_SUPPLIED ENTRIES:_

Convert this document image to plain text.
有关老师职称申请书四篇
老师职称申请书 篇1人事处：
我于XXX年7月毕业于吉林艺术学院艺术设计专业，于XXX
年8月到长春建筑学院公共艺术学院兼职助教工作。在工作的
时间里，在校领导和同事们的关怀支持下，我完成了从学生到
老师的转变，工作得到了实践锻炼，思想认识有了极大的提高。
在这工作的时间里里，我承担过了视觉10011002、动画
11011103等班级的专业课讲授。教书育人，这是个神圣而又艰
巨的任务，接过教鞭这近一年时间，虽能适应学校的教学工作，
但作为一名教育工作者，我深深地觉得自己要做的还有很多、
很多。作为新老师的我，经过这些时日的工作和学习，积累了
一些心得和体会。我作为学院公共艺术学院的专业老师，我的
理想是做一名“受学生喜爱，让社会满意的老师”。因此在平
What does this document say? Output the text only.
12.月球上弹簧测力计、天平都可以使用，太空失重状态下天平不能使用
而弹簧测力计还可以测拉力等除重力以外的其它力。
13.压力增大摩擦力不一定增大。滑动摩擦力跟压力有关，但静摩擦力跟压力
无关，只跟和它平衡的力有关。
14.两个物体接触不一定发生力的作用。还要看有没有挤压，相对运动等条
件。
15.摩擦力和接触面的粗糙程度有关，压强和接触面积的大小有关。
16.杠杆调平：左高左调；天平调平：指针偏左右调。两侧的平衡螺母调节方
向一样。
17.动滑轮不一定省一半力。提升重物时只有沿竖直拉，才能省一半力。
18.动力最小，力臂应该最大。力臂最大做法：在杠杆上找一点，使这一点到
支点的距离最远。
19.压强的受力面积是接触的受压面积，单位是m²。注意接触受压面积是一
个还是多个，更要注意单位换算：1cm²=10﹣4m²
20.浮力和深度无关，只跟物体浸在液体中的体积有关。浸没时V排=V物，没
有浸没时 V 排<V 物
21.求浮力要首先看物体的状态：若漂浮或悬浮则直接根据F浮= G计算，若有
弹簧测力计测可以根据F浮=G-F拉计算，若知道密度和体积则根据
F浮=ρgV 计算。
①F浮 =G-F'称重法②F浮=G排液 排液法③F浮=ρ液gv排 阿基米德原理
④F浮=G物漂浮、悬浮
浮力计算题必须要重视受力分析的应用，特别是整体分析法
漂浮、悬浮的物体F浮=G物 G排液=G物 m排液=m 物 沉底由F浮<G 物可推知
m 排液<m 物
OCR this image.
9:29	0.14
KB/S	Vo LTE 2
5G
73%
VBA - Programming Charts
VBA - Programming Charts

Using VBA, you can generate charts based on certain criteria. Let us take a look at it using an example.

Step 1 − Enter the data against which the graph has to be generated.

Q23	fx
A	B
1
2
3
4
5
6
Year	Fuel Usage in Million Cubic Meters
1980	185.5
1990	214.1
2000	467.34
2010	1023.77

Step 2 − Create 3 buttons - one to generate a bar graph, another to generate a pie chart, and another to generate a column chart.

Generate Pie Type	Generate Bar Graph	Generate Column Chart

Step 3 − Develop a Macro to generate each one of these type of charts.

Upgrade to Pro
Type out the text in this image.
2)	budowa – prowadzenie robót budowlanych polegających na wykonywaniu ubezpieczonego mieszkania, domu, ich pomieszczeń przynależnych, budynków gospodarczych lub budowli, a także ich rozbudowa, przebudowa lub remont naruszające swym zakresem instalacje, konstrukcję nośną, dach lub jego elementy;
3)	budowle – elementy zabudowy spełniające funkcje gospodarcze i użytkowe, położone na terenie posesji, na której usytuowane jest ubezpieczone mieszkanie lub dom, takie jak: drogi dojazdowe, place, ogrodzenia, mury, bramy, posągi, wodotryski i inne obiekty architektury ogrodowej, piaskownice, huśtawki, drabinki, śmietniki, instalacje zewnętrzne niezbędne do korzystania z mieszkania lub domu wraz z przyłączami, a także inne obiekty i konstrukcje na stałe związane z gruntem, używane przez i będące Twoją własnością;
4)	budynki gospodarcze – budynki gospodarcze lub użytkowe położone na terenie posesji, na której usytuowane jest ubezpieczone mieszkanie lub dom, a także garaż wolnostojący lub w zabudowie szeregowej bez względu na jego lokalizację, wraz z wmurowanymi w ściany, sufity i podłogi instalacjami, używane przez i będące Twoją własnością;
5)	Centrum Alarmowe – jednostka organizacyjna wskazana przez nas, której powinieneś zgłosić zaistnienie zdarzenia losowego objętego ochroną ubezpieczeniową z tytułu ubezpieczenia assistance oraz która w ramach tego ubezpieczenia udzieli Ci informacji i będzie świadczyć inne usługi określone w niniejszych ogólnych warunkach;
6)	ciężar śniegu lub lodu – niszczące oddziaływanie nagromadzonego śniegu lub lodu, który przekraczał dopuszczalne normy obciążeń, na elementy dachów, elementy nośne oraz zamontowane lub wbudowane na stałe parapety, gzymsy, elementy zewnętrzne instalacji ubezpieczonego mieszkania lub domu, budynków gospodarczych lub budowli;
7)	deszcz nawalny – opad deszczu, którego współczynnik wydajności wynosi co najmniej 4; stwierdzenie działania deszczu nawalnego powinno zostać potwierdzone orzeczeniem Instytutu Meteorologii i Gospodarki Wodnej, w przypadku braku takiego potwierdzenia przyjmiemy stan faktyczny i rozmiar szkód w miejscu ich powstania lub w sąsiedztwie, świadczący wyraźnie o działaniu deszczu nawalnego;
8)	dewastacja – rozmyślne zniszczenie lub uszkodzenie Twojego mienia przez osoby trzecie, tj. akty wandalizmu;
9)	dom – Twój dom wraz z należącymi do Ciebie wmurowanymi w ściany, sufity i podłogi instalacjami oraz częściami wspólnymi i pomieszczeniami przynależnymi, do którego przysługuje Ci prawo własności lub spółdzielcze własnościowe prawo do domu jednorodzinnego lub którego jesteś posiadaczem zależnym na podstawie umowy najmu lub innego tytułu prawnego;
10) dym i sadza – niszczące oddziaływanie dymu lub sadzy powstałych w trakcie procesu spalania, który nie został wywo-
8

_TASK:_ Set down all of the entries exactly, please.

_SOLUTION FOR THIS PROBLEM:_
Convert this document image to plain text.
有关老师职称申请书四篇
老师职称申请书 篇1人事处：
我于XXX年7月毕业于吉林艺术学院艺术设计专业，于XXX
年8月到长春建筑学院公共艺术学院兼职助教工作。在工作的
时间里，在校领导和同事们的关怀支持下，我完成了从学生到
老师的转变，工作得到了实践锻炼，思想认识有了极大的提高。
在这工作的时间里里，我承担过了视觉10011002、动画
11011103等班级的专业课讲授。教书育人，这是个神圣而又艰
巨的任务，接过教鞭这近一年时间，虽能适应学校的教学工作，
但作为一名教育工作者，我深深地觉得自己要做的还有很多、
很多。作为新老师的我，经过这些时日的工作和学习，积累了
一些心得和体会。我作为学院公共艺术学院的专业老师，我的
理想是做一名“受学生喜爱，让社会满意的老师”。因此在平
What does this document say? Output the text only.
12.月球上弹簧测力计、天平都可以使用，太空失重状态下天平不能使用
而弹簧测力计还可以测拉力等除重力以外的其它力。
13.压力增大摩擦力不一定增大。滑动摩擦力跟压力有关，但静摩擦力跟压力
无关，只跟和它平衡的力有关。
14.两个物体接触不一定发生力的作用。还要看有没有挤压，相对运动等条
件。
15.摩擦力和接触面的粗糙程度有关，压强和接触面积的大小有关。
16.杠杆调平：左高左调；天平调平：指针偏左右调。两侧的平衡螺母调节方
向一样。
17.动滑轮不一定省一半力。提升重物时只有沿竖直拉，才能省一半力。
18.动力最小，力臂应该最大。力臂最大做法：在杠杆上找一点，使这一点到
支点的距离最远。
19.压强的受力面积是接触的受压面积，单位是m²。注意接触受压面积是一
个还是多个，更要注意单位换算：1cm²=10﹣4m²
20.浮力和深度无关，只跟物体浸在液体中的体积有关。浸没时V排=V物，没
有浸没时 V 排<V 物
21.求浮力要首先看物体的状态：若漂浮或悬浮则直接根据F浮= G计算，若有
弹簧测力计测可以根据F浮=G-F拉计算，若知道密度和体积则根据
F浮=ρgV 计算。
①F浮 =G-F'称重法②F浮=G排液 排液法③F浮=ρ液gv排 阿基米德原理
④F浮=G物漂浮、悬浮
浮力计算题必须要重视受力分析的应用，特别是整体分析法
漂浮、悬浮的物体F浮=G物 G排液=G物 m排液=m 物 沉底由F浮<G 物可推知
m 排液<m 物
OCR this image.
9:29	0.14
KB/S	Vo LTE 2
5G
73%
VBA - Programming Charts
VBA - Programming Charts

Using VBA, you can generate charts based on certain criteria. Let us take a look at it using an example.

Step 1 − Enter the data against which the graph has to be generated.

Q23	fx
A	B
1
2
3
4
5
6
Year	Fuel Usage in Million Cubic Meters
1980	185.5
1990	214.1
2000	467.34
2010	1023.77

Step 2 − Create 3 buttons - one to generate a bar graph, another to generate a pie chart, and another to generate a column chart.

Generate Pie Type	Generate Bar Graph	Generate Column Chart

Step 3 − Develop a Macro to generate each one of these type of charts.

Upgrade to Pro
Type out the text in this image.
2)	budowa – prowadzenie robót budowlanych polegających na wykonywaniu ubezpieczonego mieszkania, domu, ich pomieszczeń przynależnych, budynków gospodarczych lub budowli, a także ich rozbudowa, przebudowa lub remont naruszające swym zakresem instalacje, konstrukcję nośną, dach lub jego elementy;
3)	budowle – elementy zabudowy spełniające funkcje gospodarcze i użytkowe, położone na terenie posesji, na której usytuowane jest ubezpieczone mieszkanie lub dom, takie jak: drogi dojazdowe, place, ogrodzenia, mury, bramy, posągi, wodotryski i inne obiekty architektury ogrodowej, piaskownice, huśtawki, drabinki, śmietniki, instalacje zewnętrzne niezbędne do korzystania z mieszkania lub domu wraz z przyłączami, a także inne obiekty i konstrukcje na stałe związane z gruntem, używane przez i będące Twoją własnością;
4)	budynki gospodarcze – budynki gospodarcze lub użytkowe położone na terenie posesji, na której usytuowane jest ubezpieczone mieszkanie lub dom, a także garaż wolnostojący lub w zabudowie szeregowej bez względu na jego lokalizację, wraz z wmurowanymi w ściany, sufity i podłogi instalacjami, używane przez i będące Twoją własnością;
5)	Centrum Alarmowe – jednostka organizacyjna wskazana przez nas, której powinieneś zgłosić zaistnienie zdarzenia losowego objętego ochroną ubezpieczeniową z tytułu ubezpieczenia assistance oraz która w ramach tego ubezpieczenia udzieli Ci informacji i będzie świadczyć inne usługi określone w niniejszych ogólnych warunkach;
6)	ciężar śniegu lub lodu – niszczące oddziaływanie nagromadzonego śniegu lub lodu, który przekraczał dopuszczalne normy obciążeń, na elementy dachów, elementy nośne oraz zamontowane lub wbudowane na stałe parapety, gzymsy, elementy zewnętrzne instalacji ubezpieczonego mieszkania lub domu, budynków gospodarczych lub budowli;
7)	deszcz nawalny – opad deszczu, którego współczynnik wydajności wynosi co najmniej 4; stwierdzenie działania deszczu nawalnego powinno zostać potwierdzone orzeczeniem Instytutu Meteorologii i Gospodarki Wodnej, w przypadku braku takiego potwierdzenia przyjmiemy stan faktyczny i rozmiar szkód w miejscu ich powstania lub w sąsiedztwie, świadczący wyraźnie o działaniu deszczu nawalnego;
8)	dewastacja – rozmyślne zniszczenie lub uszkodzenie Twojego mienia przez osoby trzecie, tj. akty wandalizmu;
9)	dom – Twój dom wraz z należącymi do Ciebie wmurowanymi w ściany, sufity i podłogi instalacjami oraz częściami wspólnymi i pomieszczeniami przynależnymi, do którego przysługuje Ci prawo własności lub spółdzielcze własnościowe prawo do domu jednorodzinnego lub którego jesteś posiadaczem zależnym na podstawie umowy najmu lub innego tytułu prawnego;
10) dym i sadza – niszczące oddziaływanie dymu lub sadzy powstałych w trakcie procesu spalania, który nie został wywo-
8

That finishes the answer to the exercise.